#### Task to carry out
Take the material below and write it all out again exactly.

§ §

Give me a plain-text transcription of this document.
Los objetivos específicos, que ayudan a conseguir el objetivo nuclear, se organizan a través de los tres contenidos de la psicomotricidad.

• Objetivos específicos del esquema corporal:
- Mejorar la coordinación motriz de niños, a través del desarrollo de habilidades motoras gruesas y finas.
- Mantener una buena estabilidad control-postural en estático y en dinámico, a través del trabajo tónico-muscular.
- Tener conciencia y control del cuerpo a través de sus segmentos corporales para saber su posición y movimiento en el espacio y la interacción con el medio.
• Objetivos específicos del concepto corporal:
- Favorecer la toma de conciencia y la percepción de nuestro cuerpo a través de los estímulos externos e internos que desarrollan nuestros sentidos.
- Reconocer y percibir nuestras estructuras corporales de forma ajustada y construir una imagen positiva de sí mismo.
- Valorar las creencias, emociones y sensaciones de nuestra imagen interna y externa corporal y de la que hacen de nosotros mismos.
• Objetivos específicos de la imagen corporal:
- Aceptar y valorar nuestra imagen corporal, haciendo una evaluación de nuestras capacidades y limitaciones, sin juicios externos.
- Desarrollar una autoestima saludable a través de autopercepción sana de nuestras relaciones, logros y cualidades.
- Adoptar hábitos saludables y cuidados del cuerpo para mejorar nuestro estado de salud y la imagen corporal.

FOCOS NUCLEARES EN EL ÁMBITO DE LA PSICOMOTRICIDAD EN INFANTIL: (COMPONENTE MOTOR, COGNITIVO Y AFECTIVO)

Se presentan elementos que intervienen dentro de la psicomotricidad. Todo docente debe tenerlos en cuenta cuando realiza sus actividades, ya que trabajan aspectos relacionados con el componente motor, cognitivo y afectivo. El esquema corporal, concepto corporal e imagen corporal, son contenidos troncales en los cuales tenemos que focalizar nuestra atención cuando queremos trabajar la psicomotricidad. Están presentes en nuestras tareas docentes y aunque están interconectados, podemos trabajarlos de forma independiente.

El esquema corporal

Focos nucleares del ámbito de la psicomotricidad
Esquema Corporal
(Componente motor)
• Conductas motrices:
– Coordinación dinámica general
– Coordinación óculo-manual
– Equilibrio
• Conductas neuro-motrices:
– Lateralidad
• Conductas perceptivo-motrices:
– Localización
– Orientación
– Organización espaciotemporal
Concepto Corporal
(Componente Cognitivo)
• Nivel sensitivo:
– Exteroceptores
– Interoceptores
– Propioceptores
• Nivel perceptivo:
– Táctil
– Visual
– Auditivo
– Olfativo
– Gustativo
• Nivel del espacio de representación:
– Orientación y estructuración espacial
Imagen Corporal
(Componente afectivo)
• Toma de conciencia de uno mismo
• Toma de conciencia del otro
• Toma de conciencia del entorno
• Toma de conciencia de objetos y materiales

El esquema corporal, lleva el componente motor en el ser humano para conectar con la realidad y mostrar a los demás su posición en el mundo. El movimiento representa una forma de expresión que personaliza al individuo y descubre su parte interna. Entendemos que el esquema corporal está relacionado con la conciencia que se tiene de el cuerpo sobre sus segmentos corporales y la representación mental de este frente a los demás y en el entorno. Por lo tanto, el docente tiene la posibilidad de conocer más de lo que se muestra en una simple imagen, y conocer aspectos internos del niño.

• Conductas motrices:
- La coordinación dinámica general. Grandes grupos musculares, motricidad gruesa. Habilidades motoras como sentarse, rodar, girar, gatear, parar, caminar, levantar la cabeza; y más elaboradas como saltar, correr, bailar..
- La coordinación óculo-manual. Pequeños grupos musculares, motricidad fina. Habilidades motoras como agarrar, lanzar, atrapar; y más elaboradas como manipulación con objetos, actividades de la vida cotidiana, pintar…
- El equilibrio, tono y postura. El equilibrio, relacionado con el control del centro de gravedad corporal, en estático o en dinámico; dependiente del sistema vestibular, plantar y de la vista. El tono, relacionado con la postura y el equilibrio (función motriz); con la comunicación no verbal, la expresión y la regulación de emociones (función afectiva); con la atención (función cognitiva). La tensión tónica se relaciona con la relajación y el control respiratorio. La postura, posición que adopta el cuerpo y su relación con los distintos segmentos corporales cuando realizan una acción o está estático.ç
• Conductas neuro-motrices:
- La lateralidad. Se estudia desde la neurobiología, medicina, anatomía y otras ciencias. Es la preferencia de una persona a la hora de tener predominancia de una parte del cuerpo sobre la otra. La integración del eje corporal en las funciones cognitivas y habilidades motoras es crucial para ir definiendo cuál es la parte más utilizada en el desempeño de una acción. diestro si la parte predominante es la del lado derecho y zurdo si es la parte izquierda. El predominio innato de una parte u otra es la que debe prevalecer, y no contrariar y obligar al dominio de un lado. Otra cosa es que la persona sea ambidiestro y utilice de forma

§ §

#### Task answer
Give me a plain-text transcription of this document.
Los objetivos específicos, que ayudan a conseguir el objetivo nuclear, se organizan a través de los tres contenidos de la psicomotricidad.

• Objetivos específicos del esquema corporal:
- Mejorar la coordinación motriz de niños, a través del desarrollo de habilidades motoras gruesas y finas.
- Mantener una buena estabilidad control-postural en estático y en dinámico, a través del trabajo tónico-muscular.
- Tener conciencia y control del cuerpo a través de sus segmentos corporales para saber su posición y movimiento en el espacio y la interacción con el medio.
• Objetivos específicos del concepto corporal:
- Favorecer la toma de conciencia y la percepción de nuestro cuerpo a través de los estímulos externos e internos que desarrollan nuestros sentidos.
- Reconocer y percibir nuestras estructuras corporales de forma ajustada y construir una imagen positiva de sí mismo.
- Valorar las creencias, emociones y sensaciones de nuestra imagen interna y externa corporal y de la que hacen de nosotros mismos.
• Objetivos específicos de la imagen corporal:
- Aceptar y valorar nuestra imagen corporal, haciendo una evaluación de nuestras capacidades y limitaciones, sin juicios externos.
- Desarrollar una autoestima saludable a través de autopercepción sana de nuestras relaciones, logros y cualidades.
- Adoptar hábitos saludables y cuidados del cuerpo para mejorar nuestro estado de salud y la imagen corporal.

FOCOS NUCLEARES EN EL ÁMBITO DE LA PSICOMOTRICIDAD EN INFANTIL: (COMPONENTE MOTOR, COGNITIVO Y AFECTIVO)

Se presentan elementos que intervienen dentro de la psicomotricidad. Todo docente debe tenerlos en cuenta cuando realiza sus actividades, ya que trabajan aspectos relacionados con el componente motor, cognitivo y afectivo. El esquema corporal, concepto corporal e imagen corporal, son contenidos troncales en los cuales tenemos que focalizar nuestra atención cuando queremos trabajar la psicomotricidad. Están presentes en nuestras tareas docentes y aunque están interconectados, podemos trabajarlos de forma independiente.

El esquema corporal

Focos nucleares del ámbito de la psicomotricidad
Esquema Corporal
(Componente motor)
• Conductas motrices:
– Coordinación dinámica general
– Coordinación óculo-manual
– Equilibrio
• Conductas neuro-motrices:
– Lateralidad
• Conductas perceptivo-motrices:
– Localización
– Orientación
– Organización espaciotemporal
Concepto Corporal
(Componente Cognitivo)
• Nivel sensitivo:
– Exteroceptores
– Interoceptores
– Propioceptores
• Nivel perceptivo:
– Táctil
– Visual
– Auditivo
– Olfativo
– Gustativo
• Nivel del espacio de representación:
– Orientación y estructuración espacial
Imagen Corporal
(Componente afectivo)
• Toma de conciencia de uno mismo
• Toma de conciencia del otro
• Toma de conciencia del entorno
• Toma de conciencia de objetos y materiales

El esquema corporal, lleva el componente motor en el ser humano para conectar con la realidad y mostrar a los demás su posición en el mundo. El movimiento representa una forma de expresión que personaliza al individuo y descubre su parte interna. Entendemos que el esquema corporal está relacionado con la conciencia que se tiene de el cuerpo sobre sus segmentos corporales y la representación mental de este frente a los demás y en el entorno. Por lo tanto, el docente tiene la posibilidad de conocer más de lo que se muestra en una simple imagen, y conocer aspectos internos del niño.

• Conductas motrices:
- La coordinación dinámica general. Grandes grupos musculares, motricidad gruesa. Habilidades motoras como sentarse, rodar, girar, gatear, parar, caminar, levantar la cabeza; y más elaboradas como saltar, correr, bailar..
- La coordinación óculo-manual. Pequeños grupos musculares, motricidad fina. Habilidades motoras como agarrar, lanzar, atrapar; y más elaboradas como manipulación con objetos, actividades de la vida cotidiana, pintar…
- El equilibrio, tono y postura. El equilibrio, relacionado con el control del centro de gravedad corporal, en estático o en dinámico; dependiente del sistema vestibular, plantar y de la vista. El tono, relacionado con la postura y el equilibrio (función motriz); con la comunicación no verbal, la expresión y la regulación de emociones (función afectiva); con la atención (función cognitiva). La tensión tónica se relaciona con la relajación y el control respiratorio. La postura, posición que adopta el cuerpo y su relación con los distintos segmentos corporales cuando realizan una acción o está estático.ç
• Conductas neuro-motrices:
- La lateralidad. Se estudia desde la neurobiología, medicina, anatomía y otras ciencias. Es la preferencia de una persona a la hora de tener predominancia de una parte del cuerpo sobre la otra. La integración del eje corporal en las funciones cognitivas y habilidades motoras es crucial para ir definiendo cuál es la parte más utilizada en el desempeño de una acción. diestro si la parte predominante es la del lado derecho y zurdo si es la parte izquierda. El predominio innato de una parte u otra es la que debe prevalecer, y no contrariar y obligar al dominio de un lado. Otra cosa es que la persona sea ambidiestro y utilice de forma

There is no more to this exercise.